» **Task directions**
Transcribe every record that appears below, exactly and in full.

» **Task input**
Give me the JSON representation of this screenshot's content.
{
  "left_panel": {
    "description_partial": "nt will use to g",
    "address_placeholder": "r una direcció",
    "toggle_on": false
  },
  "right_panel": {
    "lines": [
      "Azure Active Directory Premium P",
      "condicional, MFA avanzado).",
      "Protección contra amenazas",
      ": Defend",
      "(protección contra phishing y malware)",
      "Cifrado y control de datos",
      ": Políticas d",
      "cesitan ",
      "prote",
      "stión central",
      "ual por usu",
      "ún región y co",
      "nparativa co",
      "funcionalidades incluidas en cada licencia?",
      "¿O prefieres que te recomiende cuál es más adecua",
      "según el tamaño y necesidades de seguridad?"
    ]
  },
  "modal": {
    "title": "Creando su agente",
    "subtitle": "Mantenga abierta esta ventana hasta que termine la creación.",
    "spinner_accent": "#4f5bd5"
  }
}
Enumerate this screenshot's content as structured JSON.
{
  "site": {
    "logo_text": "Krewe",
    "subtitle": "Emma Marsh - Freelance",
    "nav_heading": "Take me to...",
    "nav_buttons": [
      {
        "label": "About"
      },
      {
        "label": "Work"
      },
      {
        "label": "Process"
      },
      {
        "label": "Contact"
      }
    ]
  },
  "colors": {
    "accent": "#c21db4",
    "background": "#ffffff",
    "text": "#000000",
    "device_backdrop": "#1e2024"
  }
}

» **Result**
Give me the JSON representation of this screenshot's content.
{
  "left_panel": {
    "description_partial": "nt will use to g",
    "address_placeholder": "r una direcció",
    "toggle_on": false
  },
  "right_panel": {
    "lines": [
      "Azure Active Directory Premium P",
      "condicional, MFA avanzado).",
      "Protección contra amenazas",
      ": Defend",
      "(protección contra phishing y malware)",
      "Cifrado y control de datos",
      ": Políticas d",
      "cesitan ",
      "prote",
      "stión central",
      "ual por usu",
      "ún región y co",
      "nparativa co",
      "funcionalidades incluidas en cada licencia?",
      "¿O prefieres que te recomiende cuál es más adecua",
      "según el tamaño y necesidades de seguridad?"
    ]
  },
  "modal": {
    "title": "Creando su agente",
    "subtitle": "Mantenga abierta esta ventana hasta que termine la creación.",
    "spinner_accent": "#4f5bd5"
  }
}
Enumerate this screenshot's content as structured JSON.
{
  "site": {
    "logo_text": "Krewe",
    "subtitle": "Emma Marsh - Freelance",
    "nav_heading": "Take me to...",
    "nav_buttons": [
      {
        "label": "About"
      },
      {
        "label": "Work"
      },
      {
        "label": "Process"
      },
      {
        "label": "Contact"
      }
    ]
  },
  "colors": {
    "accent": "#c21db4",
    "background": "#ffffff",
    "text": "#000000",
    "device_backdrop": "#1e2024"
  }
}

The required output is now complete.